-- GOAL --
Pick out each line with the word "cycle" from the material that follows.

-- ROWS --

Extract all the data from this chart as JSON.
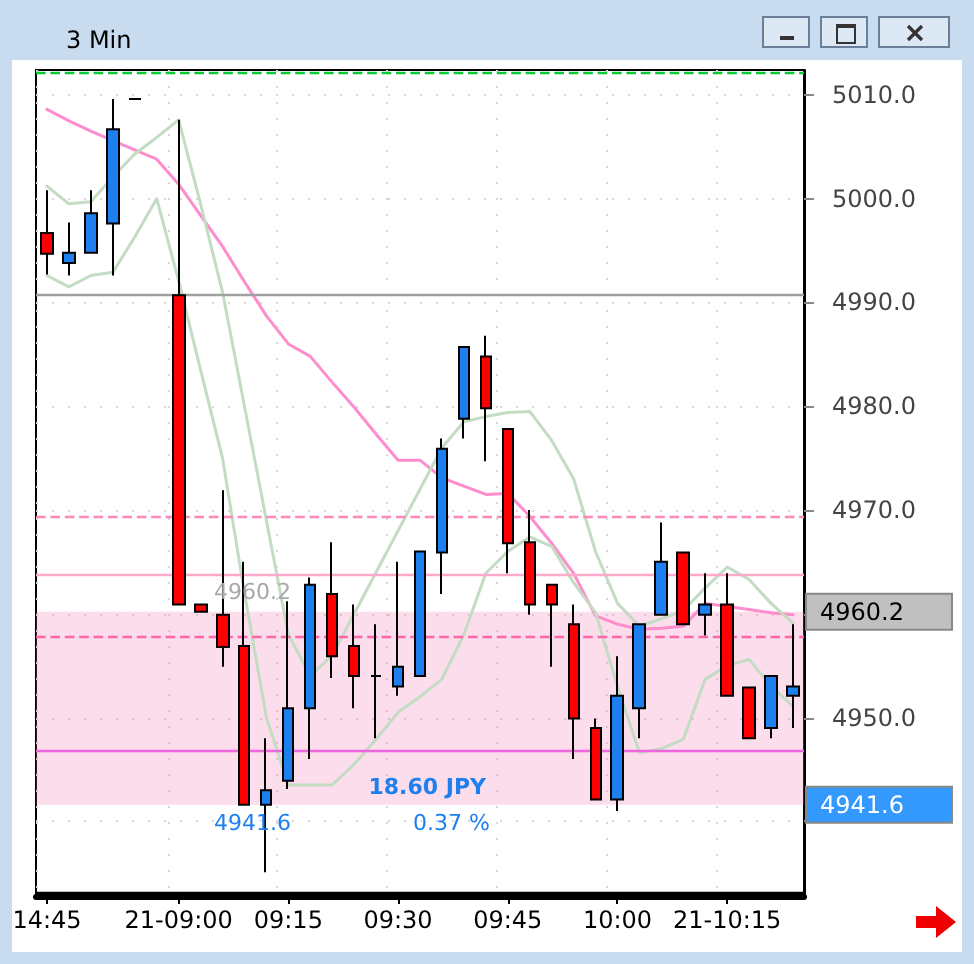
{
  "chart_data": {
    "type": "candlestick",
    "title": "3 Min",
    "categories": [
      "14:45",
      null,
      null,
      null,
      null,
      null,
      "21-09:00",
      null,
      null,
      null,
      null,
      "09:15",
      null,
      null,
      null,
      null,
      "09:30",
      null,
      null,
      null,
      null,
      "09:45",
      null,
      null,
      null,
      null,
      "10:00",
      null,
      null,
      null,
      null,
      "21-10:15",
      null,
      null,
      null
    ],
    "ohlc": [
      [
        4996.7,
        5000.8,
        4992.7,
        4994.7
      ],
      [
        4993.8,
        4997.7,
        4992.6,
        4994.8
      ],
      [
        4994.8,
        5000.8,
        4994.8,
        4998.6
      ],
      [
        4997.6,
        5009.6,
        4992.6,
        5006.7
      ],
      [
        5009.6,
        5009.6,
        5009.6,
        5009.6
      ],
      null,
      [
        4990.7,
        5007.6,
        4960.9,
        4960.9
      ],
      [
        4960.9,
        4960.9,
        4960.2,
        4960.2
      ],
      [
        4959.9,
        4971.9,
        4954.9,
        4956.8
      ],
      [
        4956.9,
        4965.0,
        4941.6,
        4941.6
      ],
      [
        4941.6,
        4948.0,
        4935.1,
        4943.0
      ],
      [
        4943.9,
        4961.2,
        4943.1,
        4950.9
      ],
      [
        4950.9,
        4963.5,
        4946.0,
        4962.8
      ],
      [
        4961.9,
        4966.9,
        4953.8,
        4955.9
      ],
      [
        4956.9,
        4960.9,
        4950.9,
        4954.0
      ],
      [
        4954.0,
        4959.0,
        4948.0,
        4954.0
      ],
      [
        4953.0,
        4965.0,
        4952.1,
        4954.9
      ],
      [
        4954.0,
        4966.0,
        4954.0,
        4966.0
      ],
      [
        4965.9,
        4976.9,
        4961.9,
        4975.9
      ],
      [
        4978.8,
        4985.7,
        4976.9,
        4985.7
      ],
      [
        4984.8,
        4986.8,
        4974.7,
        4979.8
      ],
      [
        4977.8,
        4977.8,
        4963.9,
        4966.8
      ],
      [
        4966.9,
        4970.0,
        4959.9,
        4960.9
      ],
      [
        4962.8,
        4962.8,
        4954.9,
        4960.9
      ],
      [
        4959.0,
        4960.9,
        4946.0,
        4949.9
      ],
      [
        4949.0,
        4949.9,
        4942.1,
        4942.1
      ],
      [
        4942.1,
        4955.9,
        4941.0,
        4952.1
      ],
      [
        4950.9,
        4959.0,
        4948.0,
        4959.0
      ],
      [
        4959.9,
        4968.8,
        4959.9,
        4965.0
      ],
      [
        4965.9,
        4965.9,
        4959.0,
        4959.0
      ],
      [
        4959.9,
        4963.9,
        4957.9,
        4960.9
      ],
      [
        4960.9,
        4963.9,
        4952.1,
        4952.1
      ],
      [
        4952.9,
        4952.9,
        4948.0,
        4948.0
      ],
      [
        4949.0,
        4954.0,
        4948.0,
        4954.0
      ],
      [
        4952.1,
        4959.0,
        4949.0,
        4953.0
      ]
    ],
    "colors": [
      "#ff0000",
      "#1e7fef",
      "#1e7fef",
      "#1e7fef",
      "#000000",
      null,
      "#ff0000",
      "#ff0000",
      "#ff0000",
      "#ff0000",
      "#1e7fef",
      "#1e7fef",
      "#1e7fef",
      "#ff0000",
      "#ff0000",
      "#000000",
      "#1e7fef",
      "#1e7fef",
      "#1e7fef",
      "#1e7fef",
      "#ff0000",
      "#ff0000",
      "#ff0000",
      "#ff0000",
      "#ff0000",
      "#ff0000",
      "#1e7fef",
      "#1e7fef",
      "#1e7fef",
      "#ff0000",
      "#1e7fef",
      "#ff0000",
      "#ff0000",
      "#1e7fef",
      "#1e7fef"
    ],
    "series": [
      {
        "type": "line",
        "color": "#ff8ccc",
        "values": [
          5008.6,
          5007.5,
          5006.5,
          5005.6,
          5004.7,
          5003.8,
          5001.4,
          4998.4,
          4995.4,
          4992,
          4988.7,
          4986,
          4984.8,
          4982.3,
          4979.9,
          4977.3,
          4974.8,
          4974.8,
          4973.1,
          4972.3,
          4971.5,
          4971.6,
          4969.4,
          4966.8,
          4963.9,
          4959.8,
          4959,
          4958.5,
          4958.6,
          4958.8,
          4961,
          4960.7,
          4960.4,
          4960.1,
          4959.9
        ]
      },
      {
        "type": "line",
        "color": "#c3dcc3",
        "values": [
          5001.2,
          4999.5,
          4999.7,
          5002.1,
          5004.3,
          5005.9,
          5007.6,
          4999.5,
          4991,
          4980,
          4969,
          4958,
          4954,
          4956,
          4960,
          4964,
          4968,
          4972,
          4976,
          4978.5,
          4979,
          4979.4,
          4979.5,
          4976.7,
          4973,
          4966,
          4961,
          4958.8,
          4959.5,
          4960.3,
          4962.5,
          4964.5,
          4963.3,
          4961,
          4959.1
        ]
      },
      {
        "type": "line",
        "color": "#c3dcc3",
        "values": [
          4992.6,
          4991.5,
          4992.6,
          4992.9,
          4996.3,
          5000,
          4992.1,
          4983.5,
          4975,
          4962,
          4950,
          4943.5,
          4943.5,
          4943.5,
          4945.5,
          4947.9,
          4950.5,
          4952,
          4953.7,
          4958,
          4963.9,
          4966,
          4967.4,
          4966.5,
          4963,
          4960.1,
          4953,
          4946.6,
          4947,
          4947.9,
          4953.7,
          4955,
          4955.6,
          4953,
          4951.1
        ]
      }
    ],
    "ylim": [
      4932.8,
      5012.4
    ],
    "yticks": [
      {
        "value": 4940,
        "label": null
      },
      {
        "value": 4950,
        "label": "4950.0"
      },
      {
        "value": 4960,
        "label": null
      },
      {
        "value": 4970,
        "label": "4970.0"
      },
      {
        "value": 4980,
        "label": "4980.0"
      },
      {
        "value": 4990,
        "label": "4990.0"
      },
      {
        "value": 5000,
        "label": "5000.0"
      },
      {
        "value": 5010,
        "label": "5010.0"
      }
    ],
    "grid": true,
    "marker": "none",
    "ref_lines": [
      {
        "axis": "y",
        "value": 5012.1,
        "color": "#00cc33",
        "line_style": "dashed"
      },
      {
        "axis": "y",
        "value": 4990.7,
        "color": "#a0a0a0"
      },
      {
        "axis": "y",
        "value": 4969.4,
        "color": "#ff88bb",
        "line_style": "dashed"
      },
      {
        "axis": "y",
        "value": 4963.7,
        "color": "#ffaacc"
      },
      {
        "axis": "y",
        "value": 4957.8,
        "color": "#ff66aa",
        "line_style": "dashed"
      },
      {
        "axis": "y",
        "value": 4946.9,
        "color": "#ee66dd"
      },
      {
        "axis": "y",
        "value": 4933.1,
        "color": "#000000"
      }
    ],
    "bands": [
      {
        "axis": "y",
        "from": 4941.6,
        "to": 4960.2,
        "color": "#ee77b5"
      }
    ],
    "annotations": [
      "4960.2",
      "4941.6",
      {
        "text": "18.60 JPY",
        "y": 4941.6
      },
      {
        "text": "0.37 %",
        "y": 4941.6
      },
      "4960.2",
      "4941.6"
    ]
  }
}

* * *

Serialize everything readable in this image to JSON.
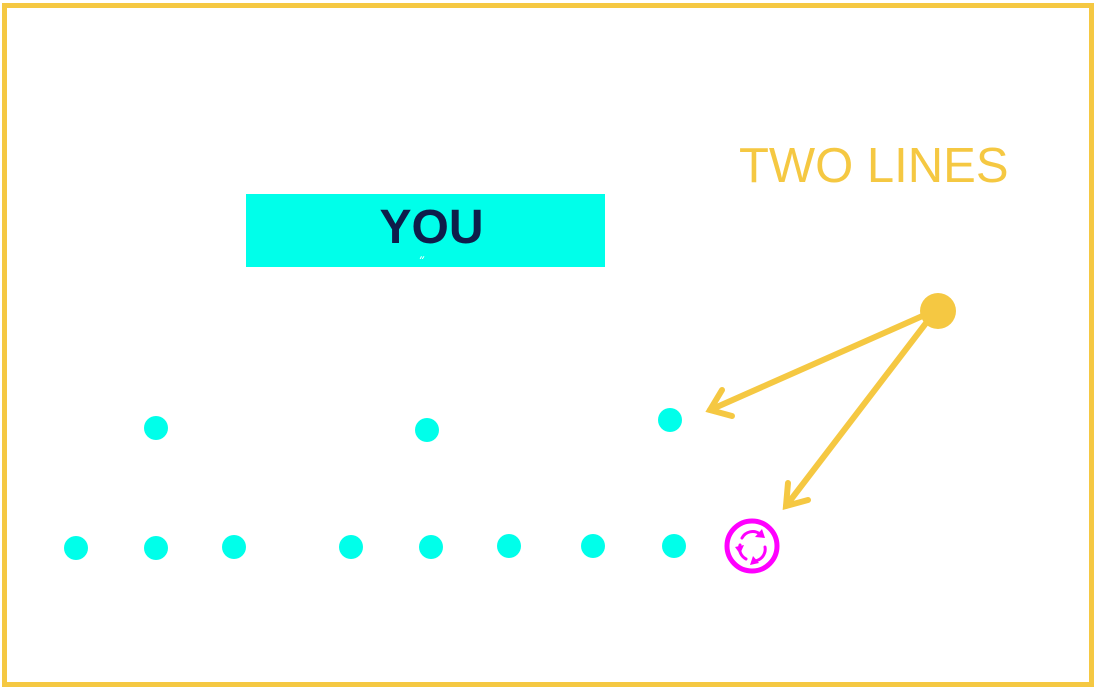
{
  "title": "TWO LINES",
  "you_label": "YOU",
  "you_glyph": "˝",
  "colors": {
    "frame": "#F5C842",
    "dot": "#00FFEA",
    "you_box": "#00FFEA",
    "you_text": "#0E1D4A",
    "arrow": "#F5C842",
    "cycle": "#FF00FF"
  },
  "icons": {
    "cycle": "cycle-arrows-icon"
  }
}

-- WRITTEN RESPONSE --
    "cycle": "#FF00FF"
    "cycle": "cycle-arrows-icon"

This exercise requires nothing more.